=== DOCUMENT EXTRACT ===

Re: how to reset kafka offset in zookeeper

2015-12-18 Thread Dana Powers
If you don't like messing w/ ZK directly, another alternative is to
manually seek to offset 0 on all relevant topic-partitions (via
OffsetCommitRequest or your favorite client api) and change the
auto-offset-reset policy on your consumer to earliest/smallest. Bonus is
that this should also work for consumers that use kafka-backed offset
commit storage.

-Dana

On Fri, Dec 18, 2015 at 9:38 AM, Marko Bonaći 
wrote:

> Hmm, I guess you're right Tod :)
> Just to confirm, you meant that, while you're changing the exported file it
> might happen that one of the segment files becomes eligible for cleanup by
> retention, which would then make the imported offsets out of range?
>
> Marko Bonaći
> Monitoring | Alerting | Anomaly Detection | Centralized Log Management
> Solr & Elasticsearch Support
> Sematext  | Contact
> 
>
> On Fri, Dec 18, 2015 at 6:29 PM, Todd Palino  wrote:
>
> > That works if you want to set to an arbitrary offset, Marko. However in
> the
> > case the OP described, wanting to reset to smallest, it is better to just
> > delete the consumer group and start the consumer with auto.offset.reset
> set
> > to smallest. The reason is that while you can pull the current smallest
> > offsets from the brokers and set them in Zookeeper for the consumer, by
> the
> > time you do that the smallest offset is likely no longer valid. This
> means
> > you’re going to resort to the offset reset logic anyways.
> >
> > -Todd
> >
> >
> > On Fri, Dec 18, 2015 at 7:10 AM, Marko Bonaći  >
> > wrote:
> >
> > > You can also do this:
> > > 1. stop consumers
> > > 2. export offsets from ZK
> > > 3. make changes to the exported file
> > > 4. import offsets to ZK
> > > 5. start consumers
> > >
> > > e.g.

===

TASKS FOR THIS EXERCISE:
A: In the Kafka offset thread, what bonus does Dana Powers mention for seeking to offset 0 and changing the auto-offset-reset policy?
B: Copy word for word everything in the Kafka offset thread from "2015-12-18 Thread Dana" down to "commit storage.".
The data after this thread isn't needed.

=== DATA PROVIDED ===

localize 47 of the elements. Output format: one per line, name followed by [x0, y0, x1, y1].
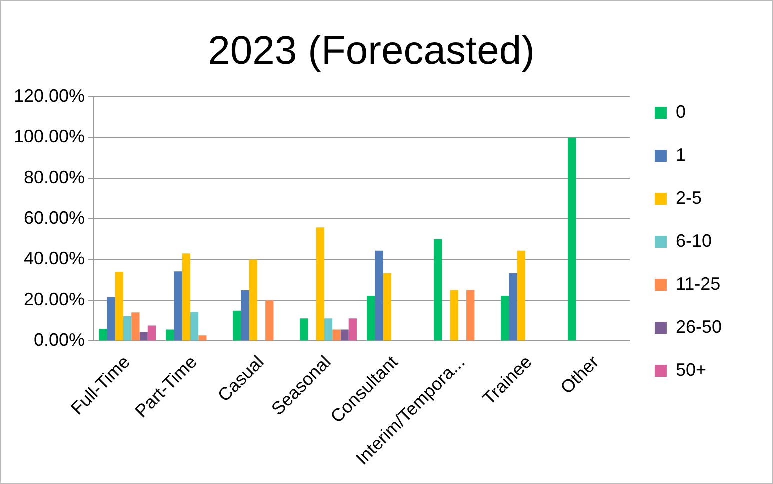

===

EXERCISE RESPONSES:
A: It should also work for consumers that use kafka-backed offset commit storage.

B:
2015-12-18 Thread Dana Powers
If you don't like messing w/ ZK directly, another alternative is to
manually seek to offset 0 on all relevant topic-partitions (via
OffsetCommitRequest or your favorite client api) and change the
auto-offset-reset policy on your consumer to earliest/smallest. Bonus is
that this should also work for consumers that use kafka-backed offset
commit storage.